(begin)
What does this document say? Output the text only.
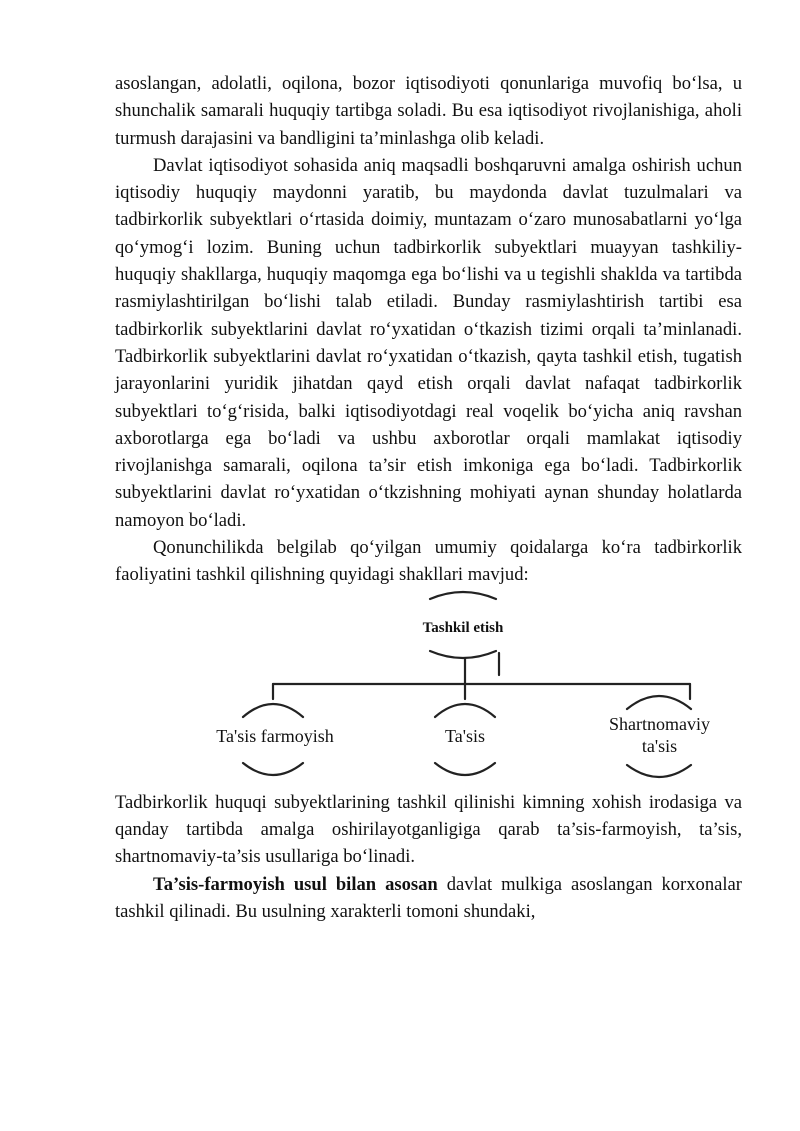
asoslangan, adolatli, oqilona, bozor iqtisodiyoti qonunlariga muvofiq bo‘lsa, u shunchalik samarali huquqiy tartibga soladi. Bu esa iqtisodiyot rivojlanishiga, aholi turmush darajasini va bandligini ta’minlashga olib keladi.

Davlat iqtisodiyot sohasida aniq maqsadli boshqaruvni amalga oshirish uchun iqtisodiy huquqiy maydonni yaratib, bu maydonda davlat tuzulmalari va tadbirkorlik subyektlari o‘rtasida doimiy, muntazam o‘zaro munosabatlarni yo‘lga qo‘ymog‘i lozim. Buning uchun tadbirkorlik subyektlari muayyan tashkiliy-huquqiy shakllarga, huquqiy maqomga ega bo‘lishi va u tegishli shaklda va tartibda rasmiylashtirilgan bo‘lishi talab etiladi. Bunday rasmiylashtirish tartibi esa tadbirkorlik subyektlarini davlat ro‘yxatidan o‘tkazish tizimi orqali ta’minlanadi. Tadbirkorlik subyektlarini davlat ro‘yxatidan o‘tkazish, qayta tashkil etish, tugatish jarayonlarini yuridik jihatdan qayd etish orqali davlat nafaqat tadbirkorlik subyektlari to‘g‘risida, balki iqtisodiyotdagi real voqelik bo‘yicha aniq ravshan axborotlarga ega bo‘ladi va ushbu axborotlar orqali mamlakat iqtisodiy rivojlanishga samarali, oqilona ta’sir etish imkoniga ega bo‘ladi. Tadbirkorlik subyektlarini davlat ro‘yxatidan o‘tkzishning mohiyati aynan shunday holatlarda namoyon bo‘ladi.

Qonunchilikda belgilab qo‘yilgan umumiy qoidalarga ko‘ra tadbirkorlik faoliyatini tashkil qilishning quyidagi shakllari mavjud:

Tashkil etish
Ta'sis farmoyish	Ta'sis
Shartnomaviy
ta'sis

Tadbirkorlik huquqi subyektlarining tashkil qilinishi kimning xohish irodasiga va qanday tartibda amalga oshirilayotganligiga qarab ta’sis-farmoyish, ta’sis, shartnomaviy-ta’sis usullariga bo‘linadi.

Ta’sis-farmoyish usul bilan asosan davlat mulkiga asoslangan korxonalar tashkil qilinadi. Bu usulning xarakterli tomoni shundaki,
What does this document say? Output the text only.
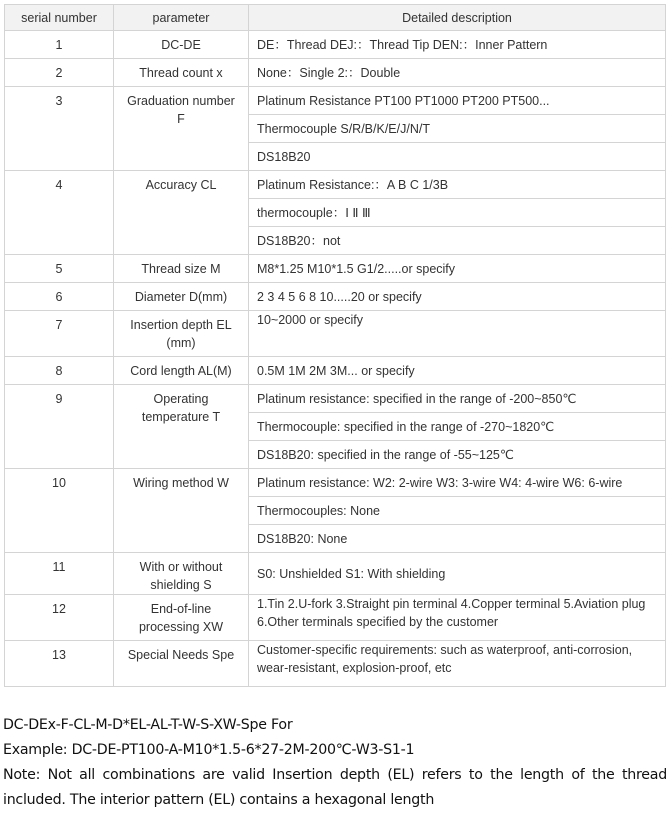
serial number	parameter	Detailed description
1	DC-DE	DE：Thread DEJ:：Thread Tip DEN:：Inner Pattern
2	Thread count x	None：Single 2:：Double
3	Graduation number F	Platinum Resistance PT100 PT1000 PT200 PT500...
		Thermocouple S/R/B/K/E/J/N/T
		DS18B20
4	Accuracy CL	Platinum Resistance:：A B C 1/3B
		thermocouple：Ⅰ Ⅱ Ⅲ
		DS18B20：not
5	Thread size M	M8*1.25 M10*1.5 G1/2.....or specify
6	Diameter D(mm)	2 3 4 5 6 8 10.....20 or specify
7	Insertion depth EL (mm)	10~2000 or specify
8	Cord length AL(M)	0.5M 1M 2M 3M... or specify
9	Operating temperature T	Platinum resistance: specified in the range of -200~850℃
		Thermocouple: specified in the range of -270~1820℃
		DS18B20: specified in the range of -55~125℃
10	Wiring method W	Platinum resistance: W2: 2-wire W3: 3-wire W4: 4-wire W6: 6-wire
		Thermocouples: None
		DS18B20: None
11	With or without shielding S	S0: Unshielded S1: With shielding
12	End-of-line processing XW	1.Tin 2.U-fork 3.Straight pin terminal 4.Copper terminal 5.Aviation plug 6.Other terminals specified by the customer
13	Special Needs Spe	Customer-specific requirements: such as waterproof, anti-corrosion, wear-resistant, explosion-proof, etc
DC-DEx-F-CL-M-D*EL-AL-T-W-S-XW-Spe For
Example: DC-DE-PT100-A-M10*1.5-6*27-2M-200℃-W3-S1-1
Note: Not all combinations are valid Insertion depth (EL) refers to the length of the thread
included. The interior pattern (EL) contains a hexagonal length
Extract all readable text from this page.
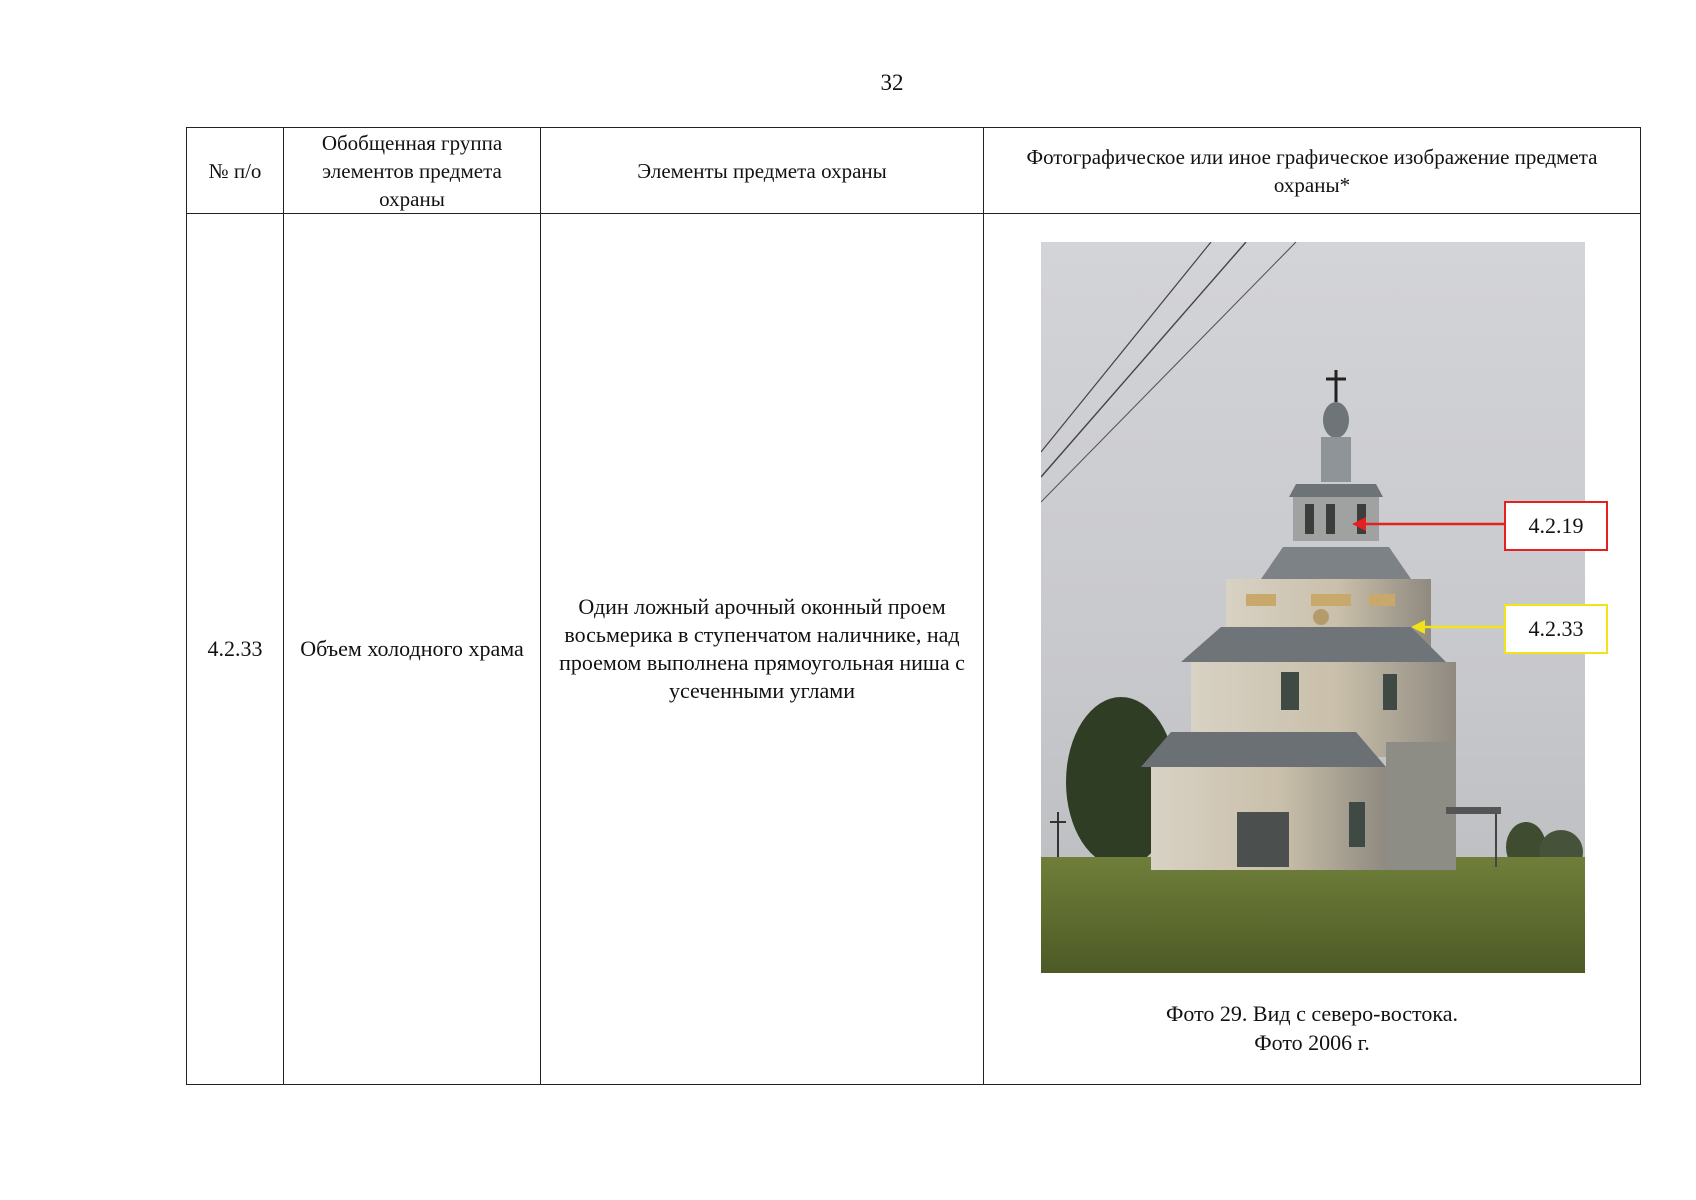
32
№ п/о	Обобщенная группа элементов предмета охраны	Элементы предмета охраны	Фотографическое или иное графическое изображение предмета охраны*
4.2.33	Объем холодного храма	Один ложный арочный оконный проем восьмерика в ступенчатом наличнике, над проемом выполнена прямоугольная ниша с усеченными углами	4.2.19
4.2.33
Фото 29. Вид с северо-востока.
Фото 2006 г.
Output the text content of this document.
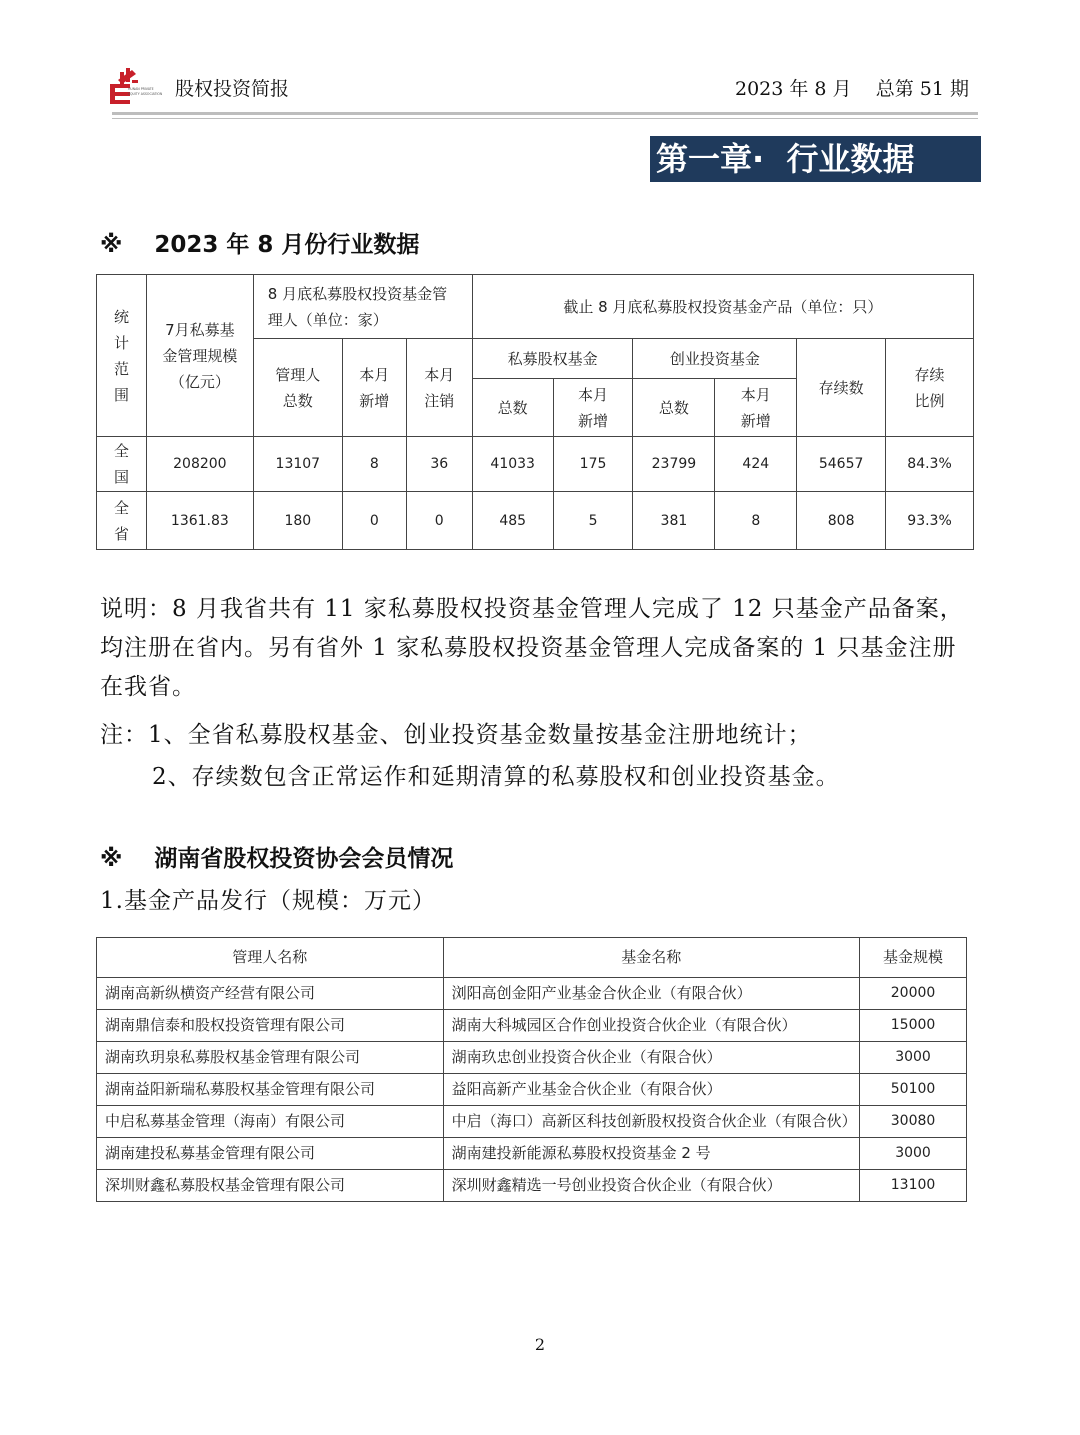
HUNAN PRIVATE
EQUITY ASSOCIATION 股权投资简报	2023 年 8 月    总第 51 期
第一章·  行业数据
※    2023 年 8 月份行业数据
统计范围	7月私募基金管理规模（亿元）	8 月底私募股权投资基金管理人（单位：家）			截止 8 月底私募股权投资基金产品（单位：只）					

		管理人总数	本月新增	本月注销	私募股权基金		创业投资基金		存续数	存续比例

					总数	本月新增	总数	本月新增		

全国	208200	13107	8	36	41033	175	23799	424	54657	84.3%

全省	1361.83	180	0	0	485	5	381	8	808	93.3%
说明：8 月我省共有 11 家私募股权投资基金管理人完成了 12 只基金产品备案，均注册在省内。另有省外 1 家私募股权投资基金管理人完成备案的 1 只基金注册在我省。
注：1、全省私募股权基金、创业投资基金数量按基金注册地统计；
2、存续数包含正常运作和延期清算的私募股权和创业投资基金。
※    湖南省股权投资协会会员情况
1.基金产品发行（规模：万元）
管理人名称	基金名称	基金规模
湖南高新纵横资产经营有限公司	浏阳高创金阳产业基金合伙企业（有限合伙）	20000
湖南鼎信泰和股权投资管理有限公司	湖南大科城园区合作创业投资合伙企业（有限合伙）	15000
湖南玖玥泉私募股权基金管理有限公司	湖南玖忠创业投资合伙企业（有限合伙）	3000
湖南益阳新瑞私募股权基金管理有限公司	益阳高新产业基金合伙企业（有限合伙）	50100
中启私募基金管理（海南）有限公司	中启（海口）高新区科技创新股权投资合伙企业（有限合伙）	30080
湖南建投私募基金管理有限公司	湖南建投新能源私募股权投资基金 2 号	3000
深圳财鑫私募股权基金管理有限公司	深圳财鑫精选一号创业投资合伙企业（有限合伙）	13100
2
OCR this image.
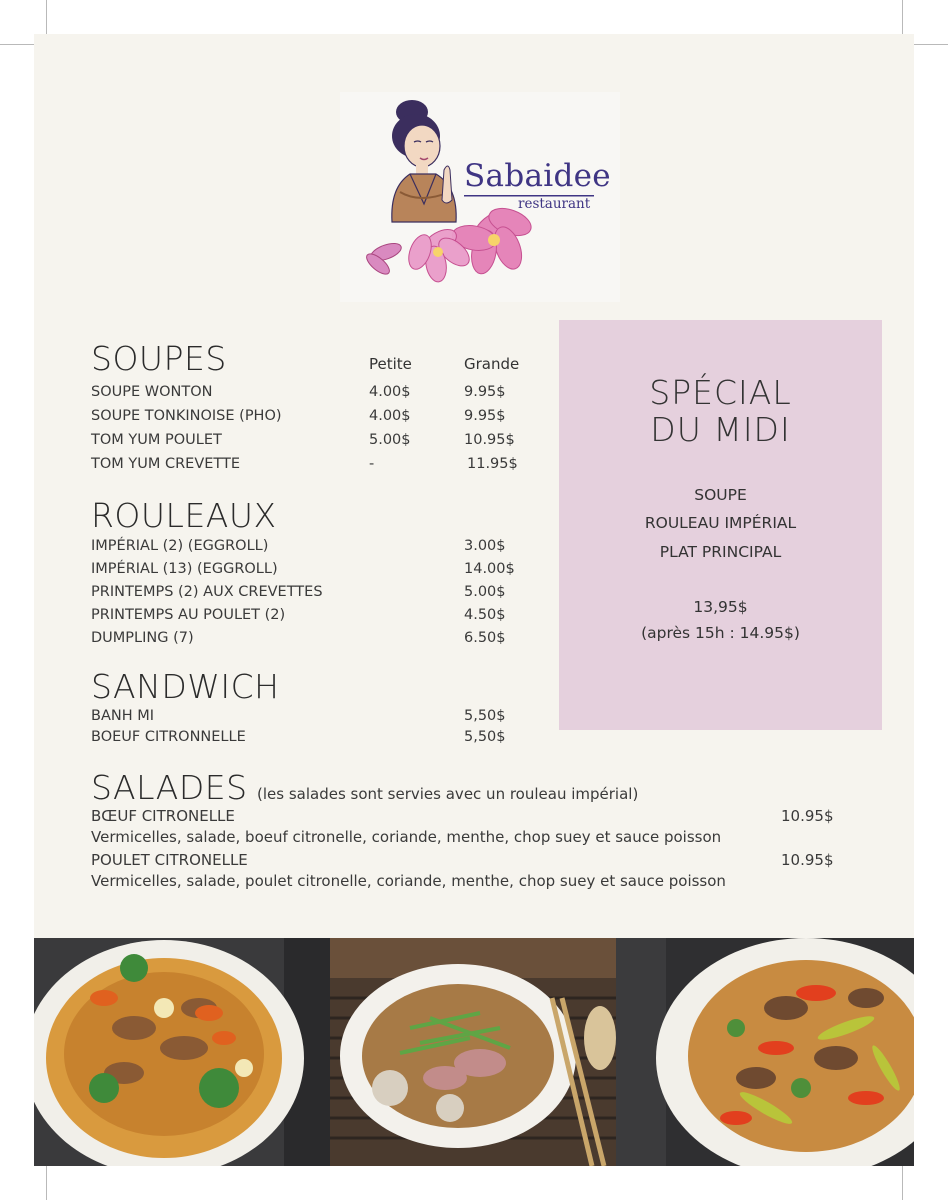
Sabaidee
restaurant
SOUPES	Petite	Grande
SOUPE WONTON	4.00$	9.95$
SOUPE TONKINOISE (PHO)	4.00$	9.95$
TOM YUM POULET	5.00$	10.95$
TOM YUM CREVETTE	-	11.95$
ROULEAUX
IMPÉRIAL (2) (EGGROLL)	3.00$
IMPÉRIAL (13) (EGGROLL)	14.00$
PRINTEMPS (2) AUX CREVETTES	5.00$
PRINTEMPS AU POULET (2)	4.50$
DUMPLING (7)	6.50$
SANDWICH
BANH MI	5,50$
BOEUF CITRONNELLE	5,50$
SALADES (les salades sont servies avec un rouleau impérial)
BŒUF CITRONELLE	10.95$
Vermicelles, salade, boeuf citronelle, coriande, menthe, chop suey et sauce poisson
POULET CITRONELLE	10.95$
Vermicelles, salade, poulet citronelle, coriande, menthe, chop suey et sauce poisson
SPÉCIAL
DU MIDI
SOUPE
ROULEAU IMPÉRIAL
PLAT PRINCIPAL
13,95$
(après 15h : 14.95$)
(end)
▶ [Task to carry out]: Every line in the data that holds "specified" should be copied out.

▶ [Response to this task]:
9	Operating temperature T	Platinum resistance: specified in the range of -200~850℃
		Thermocouple: specified in the range of -270~1820℃
		DS18B20: specified in the range of -55~125℃
12	End-of-line processing XW	1.Tin 2.U-fork 3.Straight pin terminal 4.Copper terminal 5.Aviation plug 6.Other terminals specified by the customer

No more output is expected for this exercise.